(Records excerpted from a collection)
——————————

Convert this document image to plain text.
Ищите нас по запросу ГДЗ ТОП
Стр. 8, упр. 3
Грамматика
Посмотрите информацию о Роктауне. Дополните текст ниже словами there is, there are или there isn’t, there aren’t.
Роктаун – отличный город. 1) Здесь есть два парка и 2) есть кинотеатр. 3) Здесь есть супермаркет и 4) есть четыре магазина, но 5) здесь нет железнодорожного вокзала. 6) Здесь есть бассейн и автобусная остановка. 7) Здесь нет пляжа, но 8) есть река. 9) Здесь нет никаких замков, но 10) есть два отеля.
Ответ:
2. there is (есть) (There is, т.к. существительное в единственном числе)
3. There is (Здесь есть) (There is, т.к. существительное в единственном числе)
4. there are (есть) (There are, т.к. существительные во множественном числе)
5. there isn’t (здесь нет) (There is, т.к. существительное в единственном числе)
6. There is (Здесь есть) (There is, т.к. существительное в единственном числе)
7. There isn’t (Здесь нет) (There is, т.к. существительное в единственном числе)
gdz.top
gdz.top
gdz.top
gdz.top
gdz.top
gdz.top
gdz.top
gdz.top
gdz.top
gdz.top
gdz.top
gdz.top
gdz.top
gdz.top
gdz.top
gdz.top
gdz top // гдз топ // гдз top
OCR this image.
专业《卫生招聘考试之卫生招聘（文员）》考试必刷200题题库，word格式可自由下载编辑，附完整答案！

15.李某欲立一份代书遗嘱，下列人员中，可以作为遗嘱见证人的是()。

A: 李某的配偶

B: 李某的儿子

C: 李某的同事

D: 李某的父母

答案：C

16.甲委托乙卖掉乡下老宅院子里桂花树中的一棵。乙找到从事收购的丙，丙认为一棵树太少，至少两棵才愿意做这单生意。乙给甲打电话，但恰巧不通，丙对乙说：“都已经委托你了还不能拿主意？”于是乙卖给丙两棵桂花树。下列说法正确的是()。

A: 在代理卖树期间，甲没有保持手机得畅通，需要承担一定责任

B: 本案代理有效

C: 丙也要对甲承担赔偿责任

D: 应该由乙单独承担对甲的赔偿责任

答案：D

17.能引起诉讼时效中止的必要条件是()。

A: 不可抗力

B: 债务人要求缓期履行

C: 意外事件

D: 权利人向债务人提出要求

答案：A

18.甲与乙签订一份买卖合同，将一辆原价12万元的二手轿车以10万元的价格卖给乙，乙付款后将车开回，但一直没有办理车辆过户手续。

——————————

* _Aim_
Return the line that contains "OCR this image." along with every line after it through the end of the entries, exactly, adding nothing.

* _Full answer_
OCR this image.
专业《卫生招聘考试之卫生招聘（文员）》考试必刷200题题库，word格式可自由下载编辑，附完整答案！

15.李某欲立一份代书遗嘱，下列人员中，可以作为遗嘱见证人的是()。

A: 李某的配偶

B: 李某的儿子

C: 李某的同事

D: 李某的父母

答案：C

16.甲委托乙卖掉乡下老宅院子里桂花树中的一棵。乙找到从事收购的丙，丙认为一棵树太少，至少两棵才愿意做这单生意。乙给甲打电话，但恰巧不通，丙对乙说：“都已经委托你了还不能拿主意？”于是乙卖给丙两棵桂花树。下列说法正确的是()。

A: 在代理卖树期间，甲没有保持手机得畅通，需要承担一定责任

B: 本案代理有效

C: 丙也要对甲承担赔偿责任

D: 应该由乙单独承担对甲的赔偿责任

答案：D

17.能引起诉讼时效中止的必要条件是()。

A: 不可抗力

B: 债务人要求缓期履行

C: 意外事件

D: 权利人向债务人提出要求

答案：A

18.甲与乙签订一份买卖合同，将一辆原价12万元的二手轿车以10万元的价格卖给乙，乙付款后将车开回，但一直没有办理车辆过户手续。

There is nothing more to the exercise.